(What to work on) Copy exactly the lines from the one containing "Type out the text in this image." through the last line of the records, both included, and nothing more.

(Exercise inputs)
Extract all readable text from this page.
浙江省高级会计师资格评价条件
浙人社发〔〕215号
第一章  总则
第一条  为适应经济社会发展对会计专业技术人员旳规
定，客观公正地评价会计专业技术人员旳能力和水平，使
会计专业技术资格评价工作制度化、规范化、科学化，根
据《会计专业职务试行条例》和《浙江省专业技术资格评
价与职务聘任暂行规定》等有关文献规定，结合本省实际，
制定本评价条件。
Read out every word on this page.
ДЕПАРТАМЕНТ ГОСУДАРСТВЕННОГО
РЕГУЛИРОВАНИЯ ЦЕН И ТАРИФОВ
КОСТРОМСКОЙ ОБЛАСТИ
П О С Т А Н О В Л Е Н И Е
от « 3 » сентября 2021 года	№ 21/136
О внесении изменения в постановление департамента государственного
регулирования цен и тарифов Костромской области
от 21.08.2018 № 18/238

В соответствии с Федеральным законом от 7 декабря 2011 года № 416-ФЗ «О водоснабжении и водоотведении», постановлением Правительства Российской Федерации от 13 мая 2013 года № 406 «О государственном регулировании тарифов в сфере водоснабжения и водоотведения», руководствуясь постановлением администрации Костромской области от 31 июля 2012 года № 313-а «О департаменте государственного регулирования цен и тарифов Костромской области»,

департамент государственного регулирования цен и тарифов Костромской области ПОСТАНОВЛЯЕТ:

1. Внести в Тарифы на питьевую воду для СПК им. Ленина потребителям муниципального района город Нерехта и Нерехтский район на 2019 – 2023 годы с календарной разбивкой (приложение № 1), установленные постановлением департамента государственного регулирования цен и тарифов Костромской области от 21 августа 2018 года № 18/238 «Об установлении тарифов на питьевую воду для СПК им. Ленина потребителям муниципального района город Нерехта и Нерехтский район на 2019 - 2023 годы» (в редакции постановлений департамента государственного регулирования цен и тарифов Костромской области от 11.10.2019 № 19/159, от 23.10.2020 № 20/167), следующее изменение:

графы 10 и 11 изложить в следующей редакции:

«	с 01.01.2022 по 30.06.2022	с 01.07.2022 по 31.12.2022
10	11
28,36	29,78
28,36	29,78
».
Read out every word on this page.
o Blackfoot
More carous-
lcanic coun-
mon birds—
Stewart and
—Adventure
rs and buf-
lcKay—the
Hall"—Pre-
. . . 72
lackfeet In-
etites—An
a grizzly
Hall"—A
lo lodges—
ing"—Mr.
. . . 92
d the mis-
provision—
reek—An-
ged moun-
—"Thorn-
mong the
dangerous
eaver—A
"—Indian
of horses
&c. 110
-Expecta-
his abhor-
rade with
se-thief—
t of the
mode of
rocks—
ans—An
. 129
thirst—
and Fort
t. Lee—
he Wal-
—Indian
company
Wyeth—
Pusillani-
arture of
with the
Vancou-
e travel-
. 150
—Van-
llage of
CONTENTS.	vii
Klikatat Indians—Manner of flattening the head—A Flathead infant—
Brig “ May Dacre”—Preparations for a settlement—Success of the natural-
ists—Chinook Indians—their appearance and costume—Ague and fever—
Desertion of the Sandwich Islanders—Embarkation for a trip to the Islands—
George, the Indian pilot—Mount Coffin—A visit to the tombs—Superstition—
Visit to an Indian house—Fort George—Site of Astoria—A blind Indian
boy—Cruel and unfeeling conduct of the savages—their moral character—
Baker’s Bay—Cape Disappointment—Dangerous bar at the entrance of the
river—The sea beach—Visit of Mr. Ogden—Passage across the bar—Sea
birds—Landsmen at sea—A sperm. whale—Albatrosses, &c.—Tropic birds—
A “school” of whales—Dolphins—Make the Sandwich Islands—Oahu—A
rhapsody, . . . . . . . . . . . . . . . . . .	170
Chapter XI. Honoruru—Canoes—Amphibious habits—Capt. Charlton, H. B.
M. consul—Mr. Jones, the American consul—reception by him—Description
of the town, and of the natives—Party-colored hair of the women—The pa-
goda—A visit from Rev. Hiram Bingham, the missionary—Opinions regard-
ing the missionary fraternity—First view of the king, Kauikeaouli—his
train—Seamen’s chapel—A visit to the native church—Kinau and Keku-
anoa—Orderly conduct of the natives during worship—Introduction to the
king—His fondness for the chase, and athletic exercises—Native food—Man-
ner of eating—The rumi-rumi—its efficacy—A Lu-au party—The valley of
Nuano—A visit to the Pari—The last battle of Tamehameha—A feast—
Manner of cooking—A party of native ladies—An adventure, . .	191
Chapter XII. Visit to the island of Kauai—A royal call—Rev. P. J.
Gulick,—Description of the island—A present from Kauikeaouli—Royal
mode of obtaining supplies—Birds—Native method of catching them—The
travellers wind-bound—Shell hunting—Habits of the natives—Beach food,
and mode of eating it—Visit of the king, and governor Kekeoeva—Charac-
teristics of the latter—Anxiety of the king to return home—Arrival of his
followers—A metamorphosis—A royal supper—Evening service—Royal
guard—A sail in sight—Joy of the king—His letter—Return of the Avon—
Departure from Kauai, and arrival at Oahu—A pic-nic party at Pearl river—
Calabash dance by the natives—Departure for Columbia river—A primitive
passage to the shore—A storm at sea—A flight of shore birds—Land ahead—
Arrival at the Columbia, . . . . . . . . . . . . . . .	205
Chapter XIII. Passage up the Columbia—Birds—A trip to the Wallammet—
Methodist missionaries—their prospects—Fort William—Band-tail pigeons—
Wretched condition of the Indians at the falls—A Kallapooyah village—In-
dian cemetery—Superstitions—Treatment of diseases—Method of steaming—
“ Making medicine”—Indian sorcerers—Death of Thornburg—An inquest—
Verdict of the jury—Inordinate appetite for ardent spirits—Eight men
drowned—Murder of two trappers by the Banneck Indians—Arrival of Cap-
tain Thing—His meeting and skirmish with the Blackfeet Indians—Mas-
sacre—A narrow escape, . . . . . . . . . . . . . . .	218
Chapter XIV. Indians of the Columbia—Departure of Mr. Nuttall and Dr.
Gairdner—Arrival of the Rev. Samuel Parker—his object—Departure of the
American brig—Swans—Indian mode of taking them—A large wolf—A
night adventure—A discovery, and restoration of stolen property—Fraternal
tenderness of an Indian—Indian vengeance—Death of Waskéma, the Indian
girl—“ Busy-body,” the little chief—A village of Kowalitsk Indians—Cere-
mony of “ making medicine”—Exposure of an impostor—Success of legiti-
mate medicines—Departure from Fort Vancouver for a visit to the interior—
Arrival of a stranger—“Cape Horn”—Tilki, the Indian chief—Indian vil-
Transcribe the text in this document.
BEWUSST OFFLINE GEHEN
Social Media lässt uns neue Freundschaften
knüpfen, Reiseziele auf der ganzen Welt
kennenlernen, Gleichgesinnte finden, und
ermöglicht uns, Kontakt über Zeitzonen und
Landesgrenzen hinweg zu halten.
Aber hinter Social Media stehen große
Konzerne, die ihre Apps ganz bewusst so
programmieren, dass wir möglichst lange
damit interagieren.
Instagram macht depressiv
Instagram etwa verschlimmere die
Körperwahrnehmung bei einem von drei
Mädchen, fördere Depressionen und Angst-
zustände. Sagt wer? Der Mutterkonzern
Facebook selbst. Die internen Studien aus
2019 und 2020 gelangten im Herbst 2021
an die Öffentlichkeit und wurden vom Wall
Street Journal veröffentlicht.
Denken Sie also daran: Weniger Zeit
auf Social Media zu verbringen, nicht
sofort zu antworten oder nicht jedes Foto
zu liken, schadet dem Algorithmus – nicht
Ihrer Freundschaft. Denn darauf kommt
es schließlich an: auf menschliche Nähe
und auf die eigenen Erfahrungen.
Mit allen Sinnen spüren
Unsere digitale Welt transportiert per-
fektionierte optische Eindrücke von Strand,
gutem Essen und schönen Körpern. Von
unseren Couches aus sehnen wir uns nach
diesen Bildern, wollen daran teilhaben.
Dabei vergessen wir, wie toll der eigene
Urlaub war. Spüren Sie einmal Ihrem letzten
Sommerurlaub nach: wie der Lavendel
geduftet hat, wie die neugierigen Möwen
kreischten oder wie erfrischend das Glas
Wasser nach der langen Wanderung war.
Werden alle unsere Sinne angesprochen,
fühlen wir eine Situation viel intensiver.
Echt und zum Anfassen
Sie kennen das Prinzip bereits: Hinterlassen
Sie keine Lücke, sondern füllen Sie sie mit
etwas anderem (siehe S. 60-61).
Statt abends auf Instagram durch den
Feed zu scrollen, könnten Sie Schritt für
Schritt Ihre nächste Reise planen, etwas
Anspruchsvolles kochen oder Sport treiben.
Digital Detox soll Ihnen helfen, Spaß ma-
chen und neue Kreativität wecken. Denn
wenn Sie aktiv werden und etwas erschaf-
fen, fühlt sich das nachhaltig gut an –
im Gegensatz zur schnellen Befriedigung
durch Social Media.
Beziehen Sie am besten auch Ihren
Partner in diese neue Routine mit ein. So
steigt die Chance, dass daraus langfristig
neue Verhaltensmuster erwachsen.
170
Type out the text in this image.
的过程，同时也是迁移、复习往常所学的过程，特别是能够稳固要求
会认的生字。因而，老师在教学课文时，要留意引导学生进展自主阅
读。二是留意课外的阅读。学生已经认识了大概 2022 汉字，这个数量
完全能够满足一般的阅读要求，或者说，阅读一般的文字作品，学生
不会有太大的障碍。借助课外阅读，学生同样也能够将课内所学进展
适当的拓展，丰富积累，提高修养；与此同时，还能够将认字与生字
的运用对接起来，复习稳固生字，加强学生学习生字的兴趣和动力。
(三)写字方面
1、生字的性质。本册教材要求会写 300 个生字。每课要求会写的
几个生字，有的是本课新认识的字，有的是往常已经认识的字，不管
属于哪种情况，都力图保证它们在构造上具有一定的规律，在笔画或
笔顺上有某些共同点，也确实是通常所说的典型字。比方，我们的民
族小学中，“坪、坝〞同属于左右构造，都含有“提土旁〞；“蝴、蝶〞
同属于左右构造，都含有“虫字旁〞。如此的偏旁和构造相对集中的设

(Task solution)
Type out the text in this image.
的过程，同时也是迁移、复习往常所学的过程，特别是能够稳固要求
会认的生字。因而，老师在教学课文时，要留意引导学生进展自主阅
读。二是留意课外的阅读。学生已经认识了大概 2022 汉字，这个数量
完全能够满足一般的阅读要求，或者说，阅读一般的文字作品，学生
不会有太大的障碍。借助课外阅读，学生同样也能够将课内所学进展
适当的拓展，丰富积累，提高修养；与此同时，还能够将认字与生字
的运用对接起来，复习稳固生字，加强学生学习生字的兴趣和动力。
(三)写字方面
1、生字的性质。本册教材要求会写 300 个生字。每课要求会写的
几个生字，有的是本课新认识的字，有的是往常已经认识的字，不管
属于哪种情况，都力图保证它们在构造上具有一定的规律，在笔画或
笔顺上有某些共同点，也确实是通常所说的典型字。比方，我们的民
族小学中，“坪、坝〞同属于左右构造，都含有“提土旁〞；“蝴、蝶〞
同属于左右构造，都含有“虫字旁〞。如此的偏旁和构造相对集中的设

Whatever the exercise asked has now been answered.